* _Task description_
List each line in the entries below that contains the string "труд". Matching is case-sensitive.

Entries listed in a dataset

-----

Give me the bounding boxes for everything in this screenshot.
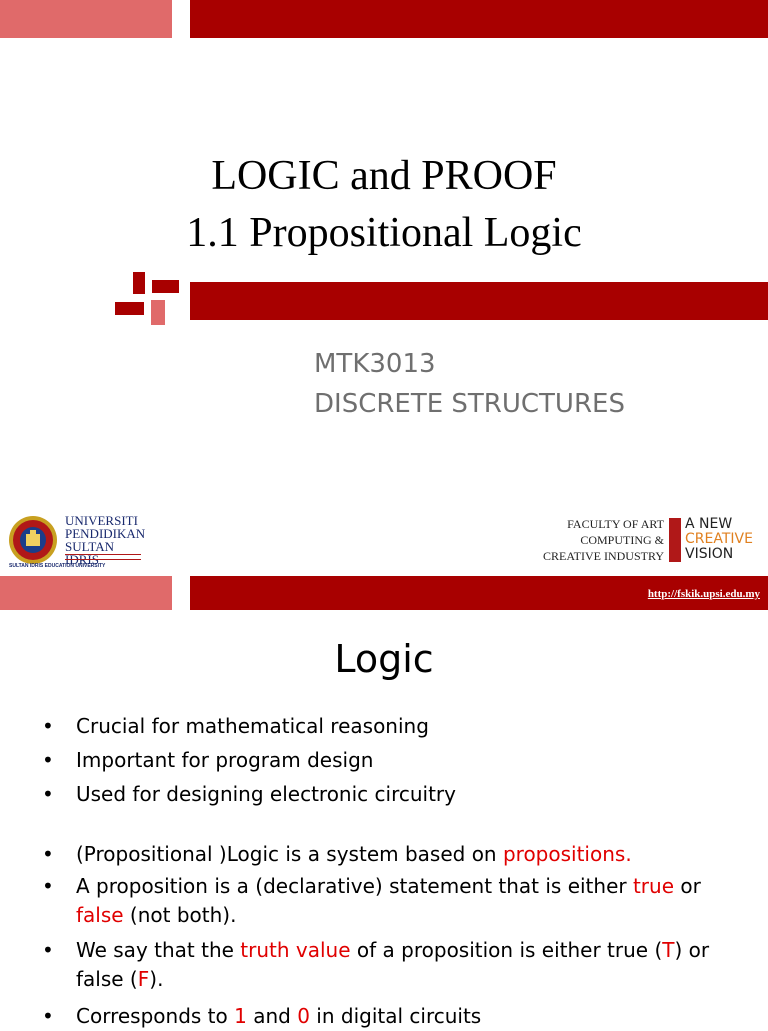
bullet-item — [40, 1002, 740, 1031]
faculty-logo — [527, 513, 763, 571]
bullet-item: • Important for program design — [40, 746, 740, 775]
highlight-propositions: propositions. — [502, 842, 632, 866]
bottom-left-bar — [0, 576, 172, 610]
faculty-line2: COMPUTING & — [580, 533, 664, 547]
bullet-text: ) or false ( — [76, 938, 710, 991]
decor-square-3 — [115, 302, 144, 315]
highlight-false: false — [76, 903, 124, 927]
highlight-0: 0 — [297, 1004, 310, 1028]
bullet-item — [40, 872, 740, 930]
highlight-truth-value: truth value — [240, 938, 351, 962]
top-right-bar — [190, 0, 768, 38]
decor-square-2 — [152, 280, 179, 293]
decor-square-4 — [151, 300, 165, 325]
highlight-f: F — [137, 967, 150, 991]
bullet-text: (Propositional )Logic is a system based on — [76, 842, 503, 866]
faculty-slogan2: CREATIVE — [685, 531, 753, 547]
slide-title-line1: LOGIC and PROOF — [211, 153, 557, 199]
mid-bar — [190, 282, 768, 320]
faculty-line3: CREATIVE INDUSTRY — [542, 549, 664, 563]
bullet-text: and — [246, 1004, 298, 1028]
bullet-item — [40, 936, 740, 994]
decor-square-1 — [133, 272, 145, 294]
bullet-text: A proposition is a (declarative) statement that is either — [76, 874, 633, 898]
upsi-name-line3: SULTAN IDRIS — [65, 539, 115, 567]
bullet-list-1 — [40, 712, 740, 809]
highlight-t: T — [662, 938, 675, 962]
bullet-text: (not both). — [123, 903, 237, 927]
upsi-tagline: SULTAN IDRIS EDUCATION UNIVERSITY — [9, 563, 106, 569]
slide2-heading: Logic — [334, 637, 434, 681]
faculty-slogan1: A NEW — [685, 516, 733, 532]
bullet-text: of a proposition is either true ( — [350, 938, 663, 962]
bullet-item — [40, 840, 740, 869]
highlight-true: true — [632, 874, 675, 898]
bullet-text: in digital circuits — [309, 1004, 482, 1028]
upsi-logo — [7, 512, 147, 572]
upsi-crest-icon — [7, 514, 59, 566]
top-left-bar — [0, 0, 172, 38]
upsi-name-line2: PENDIDIKAN — [65, 526, 146, 541]
bullet-item: • Crucial for mathematical reasoning — [40, 712, 740, 741]
bullet-text: We say that the — [76, 938, 241, 962]
slide-title-line2: 1.1 Propositional Logic — [186, 210, 582, 256]
faculty-url-link[interactable]: http://fskik.upsi.edu.my — [647, 588, 760, 600]
upsi-name-line1: UNIVERSITI — [65, 513, 138, 528]
upsi-arabic-script — [65, 554, 141, 560]
course-name: DISCRETE STRUCTURES — [314, 389, 625, 419]
faculty-line1: FACULTY OF ART — [567, 517, 664, 531]
course-code: MTK3013 — [314, 349, 436, 379]
bullet-text: ). — [149, 967, 164, 991]
bullet-text: Corresponds to — [76, 1004, 235, 1028]
bullet-text: or — [674, 874, 701, 898]
faculty-slogan3: VISION — [685, 546, 734, 562]
faculty-emblem-icon — [669, 518, 681, 562]
bullet-list-2 — [40, 840, 740, 1031]
bullet-item: • Used for designing electronic circuitry — [40, 780, 740, 809]
highlight-1: 1 — [234, 1004, 247, 1028]
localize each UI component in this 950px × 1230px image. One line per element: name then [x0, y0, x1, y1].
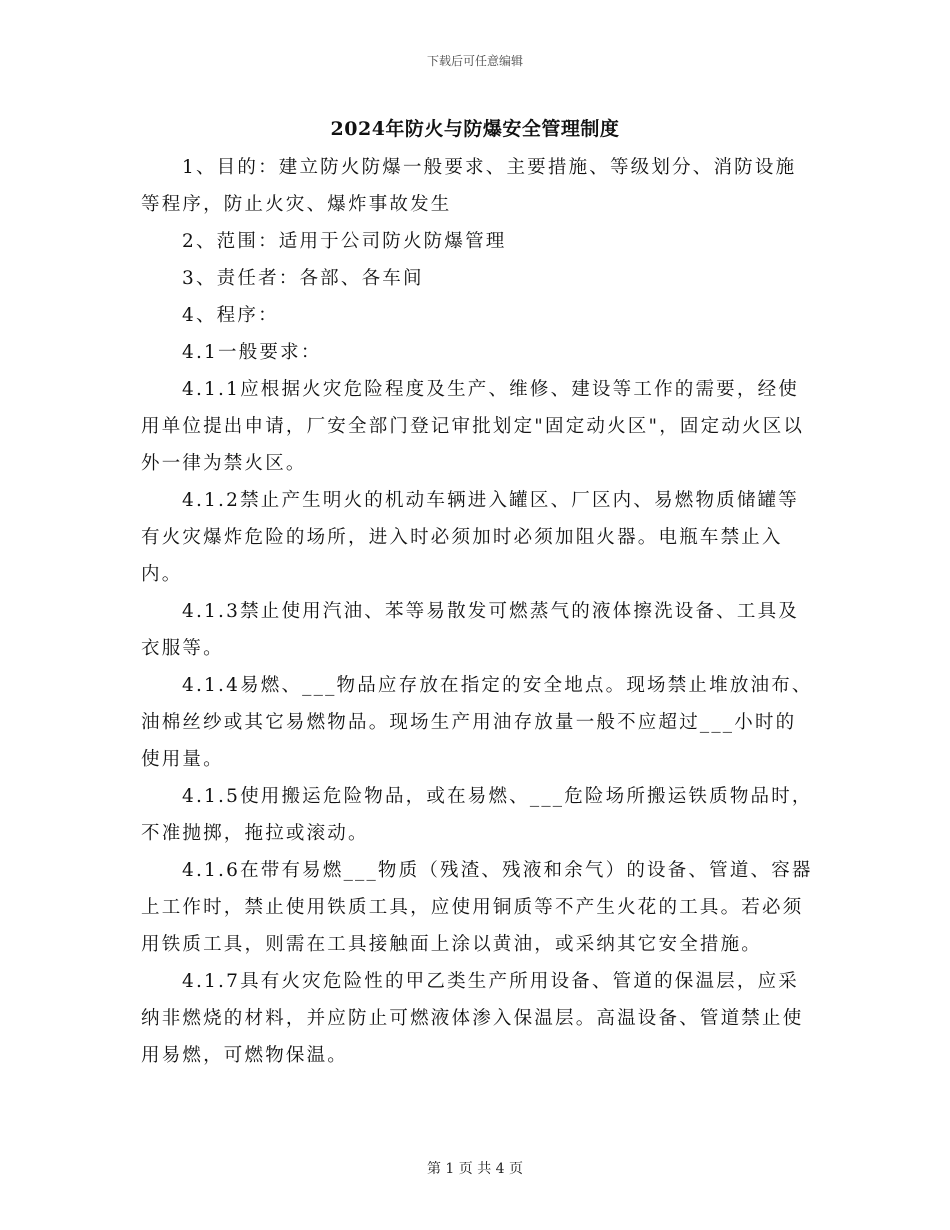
paragraph-4-1-4: 4.1.4易燃、___物品应存放在指定的安全地点。现场禁止堆放油布、油棉丝纱或其它易燃物品。现场生产用油存放量一般不应超过___小时的使用量。 — [141, 675, 813, 770]
page-number: 第 1 页 共 4 页 — [426, 1161, 524, 1177]
paragraph-4-1-3: 4.1.3禁止使用汽油、苯等易散发可燃蒸气的液体擦洗设备、工具及衣服等。 — [141, 601, 799, 659]
document-body — [141, 149, 813, 1074]
paragraph-4-1-5: 4.1.5使用搬运危险物品，或在易燃、___危险场所搬运铁质物品时，不准抛掷，拖拉或滚动。 — [141, 786, 813, 844]
page-header-note: 下载后可任意编辑 — [426, 54, 523, 68]
paragraph-4-1-1: 4.1.1应根据火灾危险程度及生产、维修、建设等工作的需要，经使用单位提出申请，厂安全部门登记审批划定"固定动火区"，固定动火区以外一律为禁火区。 — [141, 379, 805, 474]
paragraph-scope: 2、范围：适用于公司防火防爆管理 — [182, 231, 507, 252]
paragraph-responsible: 3、责任者：各部、各车间 — [182, 268, 424, 289]
paragraph-4-1-2: 4.1.2禁止产生明火的机动车辆进入罐区、厂区内、易燃物质储罐等有火灾爆炸危险的场所，进入时必须加时必须加阻火器。电瓶车禁止入内。 — [141, 490, 799, 585]
paragraph-procedure: 4、程序： — [182, 305, 279, 326]
paragraph-4-1-7: 4.1.7具有火灾危险性的甲乙类生产所用设备、管道的保温层，应采纳非燃烧的材料，并应防止可燃液体渗入保温层。高温设备、管道禁止使用易燃，可燃物保温。 — [141, 971, 804, 1066]
document-title: 2024年防火与防爆安全管理制度 — [330, 118, 620, 140]
paragraph-4-1: 4.1一般要求： — [182, 342, 322, 363]
paragraph-purpose: 1、目的：建立防火防爆一般要求、主要措施、等级划分、消防设施等程序，防止火灾、爆炸事故发生 — [141, 157, 797, 215]
paragraph-4-1-6: 4.1.6在带有易燃___物质（残渣、残液和余气）的设备、管道、容器上工作时，禁止使用铁质工具，应使用铜质等不产生火花的工具。若必须用铁质工具，则需在工具接触面上涂以黄油，或采纳其它安全措施。 — [141, 860, 813, 955]
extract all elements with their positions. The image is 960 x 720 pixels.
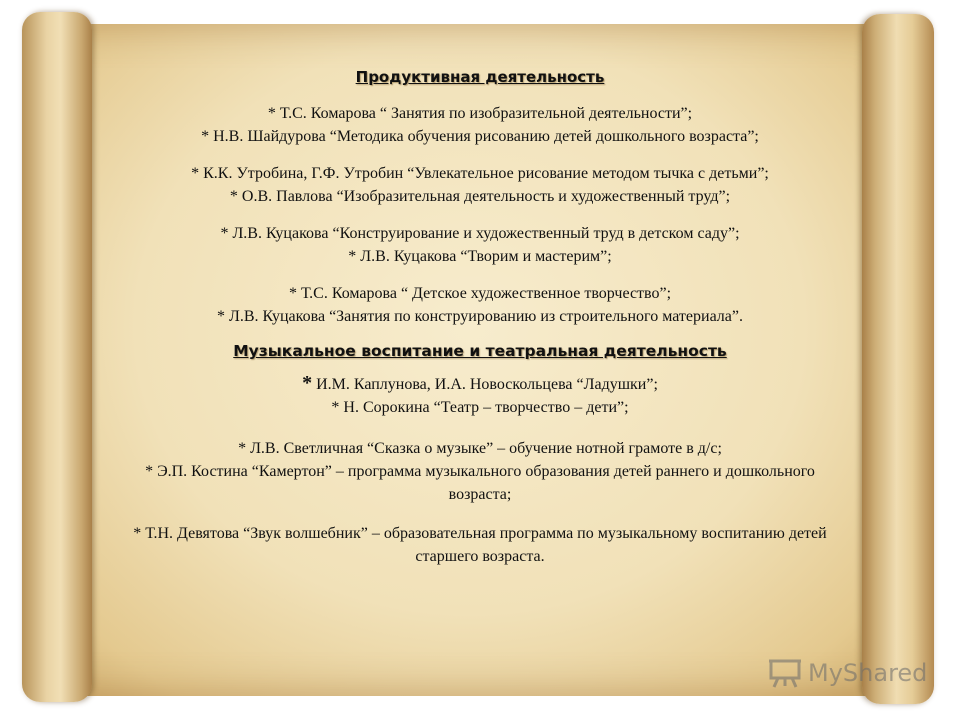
slide-content (60, 66, 900, 568)
list-item: * Л.В. Светличная “Сказка о музыке” – обучение нотной грамоте в д/с; (238, 440, 722, 457)
list-item: * Л.В. Куцакова “Конструирование и художественный труд в детском саду”; (220, 225, 740, 242)
section-heading-music: Музыкальное воспитание и театральная деятельность (233, 342, 727, 360)
watermark-logo (768, 656, 928, 690)
list-item-continuation: возраста; (448, 486, 512, 503)
list-item-continuation: старшего возраста. (415, 548, 545, 565)
list-item (60, 372, 900, 396)
list-item: * К.К. Утробина, Г.Ф. Утробин “Увлекательное рисование методом тычка с детьми”; (191, 165, 769, 182)
bullet-star: * (302, 372, 313, 394)
list-item: * Л.В. Куцакова “Занятия по конструированию из строительного материала”. (217, 308, 743, 325)
list-item: * Т.С. Комарова “ Занятия по изобразительной деятельности”; (267, 105, 693, 122)
list-item: * Э.П. Костина “Камертон” – программа музыкального образования детей раннего и дошкольного (145, 463, 815, 480)
list-item: * О.В. Павлова “Изобразительная деятельность и художественный труд”; (229, 188, 731, 205)
watermark-text: MyShared (808, 659, 928, 687)
section-heading-productive: Продуктивная деятельность (355, 68, 605, 86)
presentation-board-icon (768, 658, 802, 688)
list-item: * Л.В. Куцакова “Творим и мастерим”; (348, 248, 612, 265)
list-item: * Т.Н. Девятова “Звук волшебник” – образовательная программа по музыкальному воспитанию детей (133, 525, 827, 542)
list-item: * Н. Сорокина “Театр – творчество – дети”; (331, 399, 629, 416)
list-item-text: И.М. Каплунова, И.А. Новоскольцева “Ладушки”; (316, 376, 658, 393)
list-item: * Н.В. Шайдурова “Методика обучения рисованию детей дошкольного возраста”; (201, 128, 759, 145)
list-item: * Т.С. Комарова “ Детское художественное творчество”; (288, 285, 672, 302)
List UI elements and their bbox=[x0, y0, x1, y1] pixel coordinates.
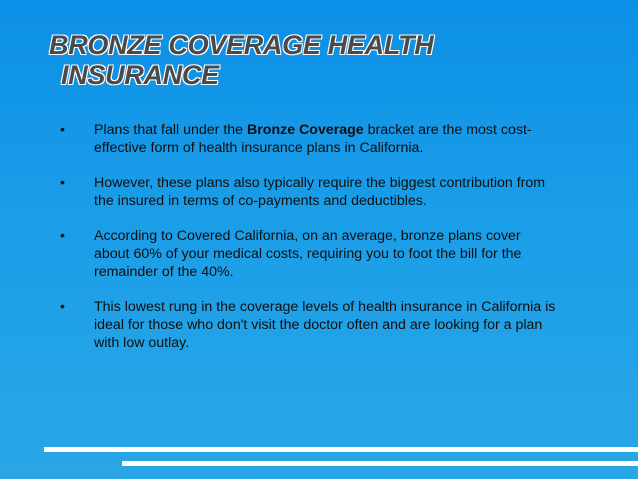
bullet-text: This lowest rung in the coverage levels of health insurance in California is ideal for those who don't visit the doctor often and are looking for a plan with low outlay. bbox=[94, 299, 556, 351]
slide-title bbox=[49, 30, 609, 90]
bullet-item-3 bbox=[60, 227, 560, 281]
title-line-1: BRONZE COVERAGE HEALTH bbox=[49, 30, 434, 60]
bullet-item-4 bbox=[60, 298, 560, 352]
title-line-2: INSURANCE bbox=[61, 60, 219, 90]
bullet-text-bold: Bronze Coverage bbox=[247, 122, 364, 138]
bullet-text-after: bracket are the most cost-effective form of health insurance plans in California. bbox=[94, 122, 532, 156]
bullet-marker: • bbox=[60, 299, 65, 315]
bullet-text: However, these plans also typically require the biggest contribution from the insured in terms of co-payments and deductibles. bbox=[94, 175, 546, 209]
bullet-marker: • bbox=[60, 122, 65, 138]
bullet-text: According to Covered California, on an average, bronze plans cover about 60% of your medical costs, requiring you to foot the bill for the remainder of the 40%. bbox=[94, 228, 522, 280]
bullet-text-before: Plans that fall under the bbox=[94, 122, 248, 138]
bullet-list bbox=[60, 121, 560, 369]
bullet-item-2 bbox=[60, 174, 560, 210]
bullet-marker: • bbox=[60, 228, 65, 244]
bullet-marker: • bbox=[60, 175, 65, 191]
footer-rule-bottom bbox=[122, 461, 638, 466]
bullet-item-1 bbox=[60, 121, 560, 157]
footer-rule-top bbox=[44, 447, 638, 452]
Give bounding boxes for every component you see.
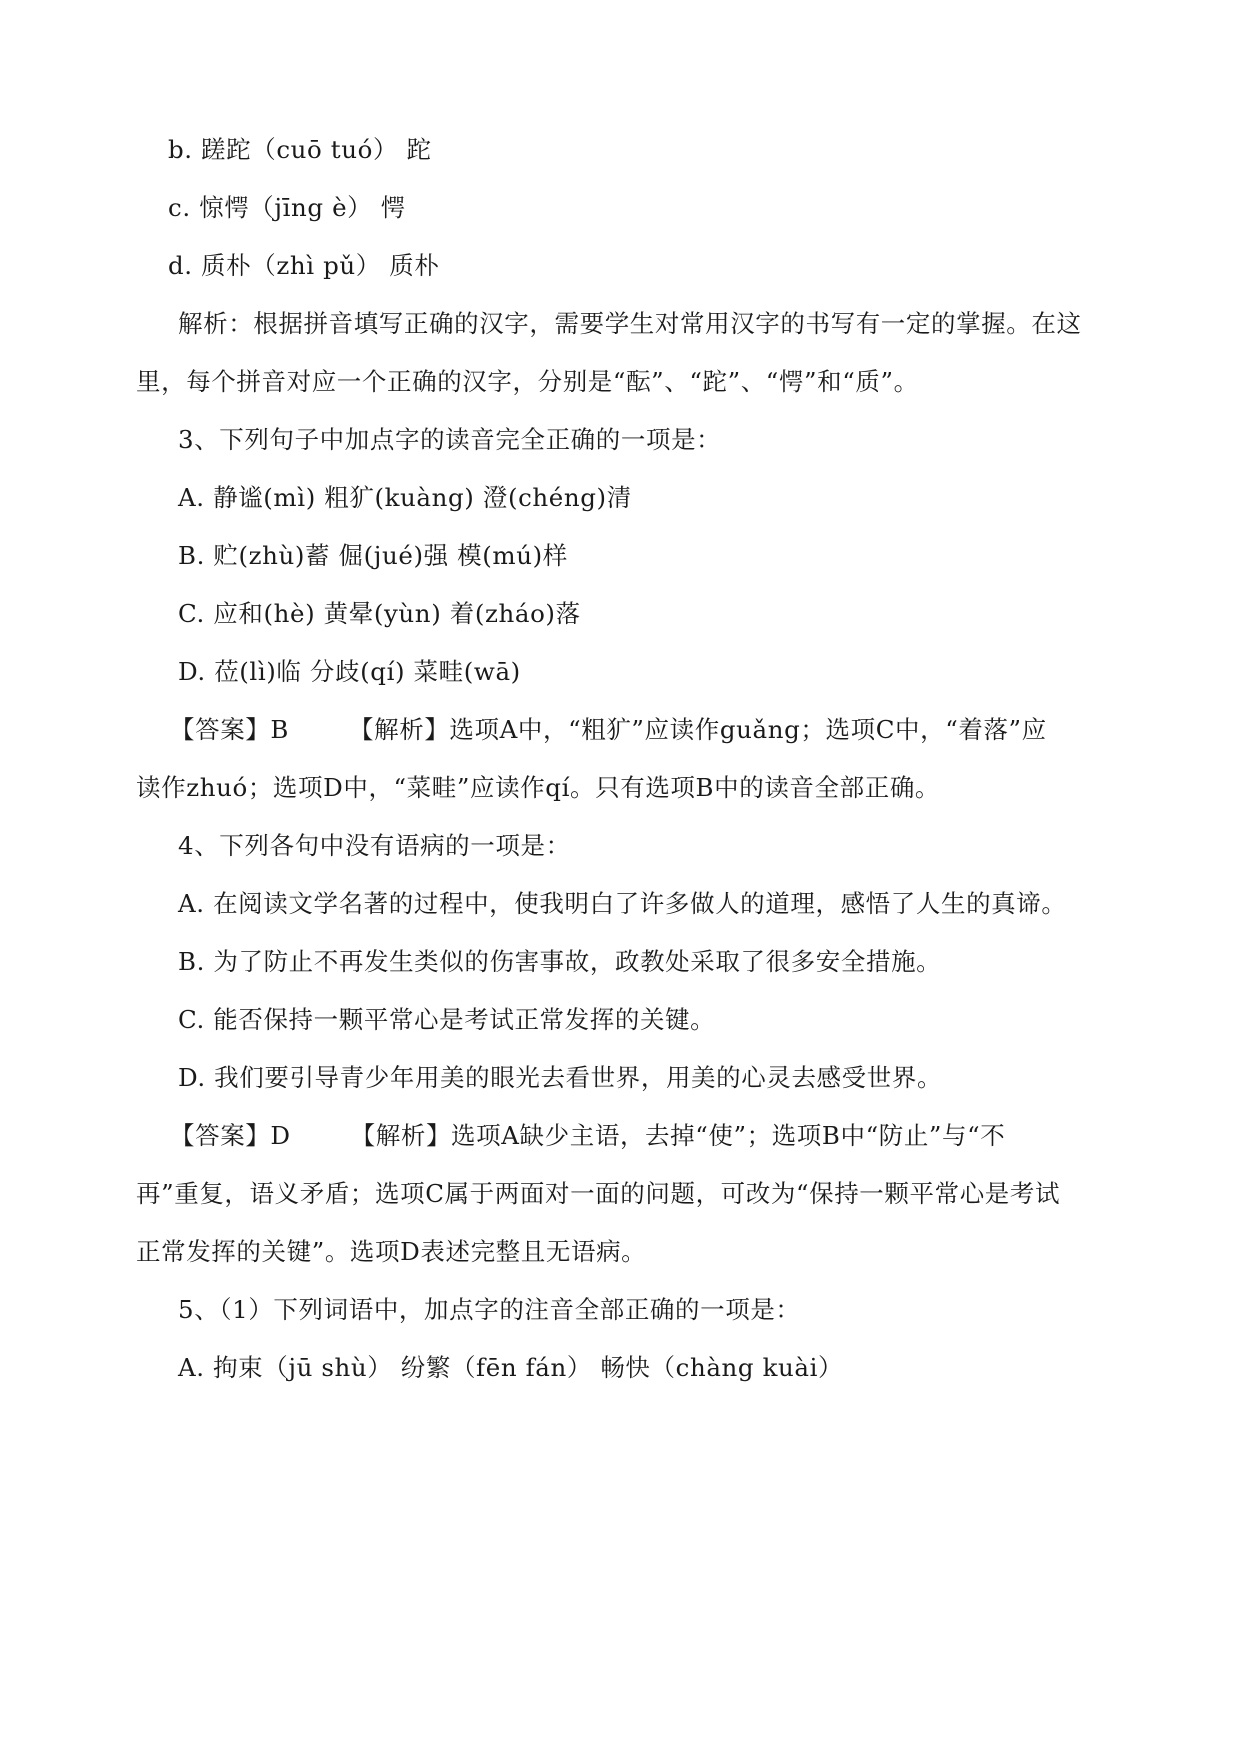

-----

* _Answer below_
list-item: * Л.В. Куцакова “Конструирование и художественный труд в детском саду”; (220, 225, 740, 242)
list-item: * О.В. Павлова “Изобразительная деятельность и художественный труд”; (229, 188, 731, 205)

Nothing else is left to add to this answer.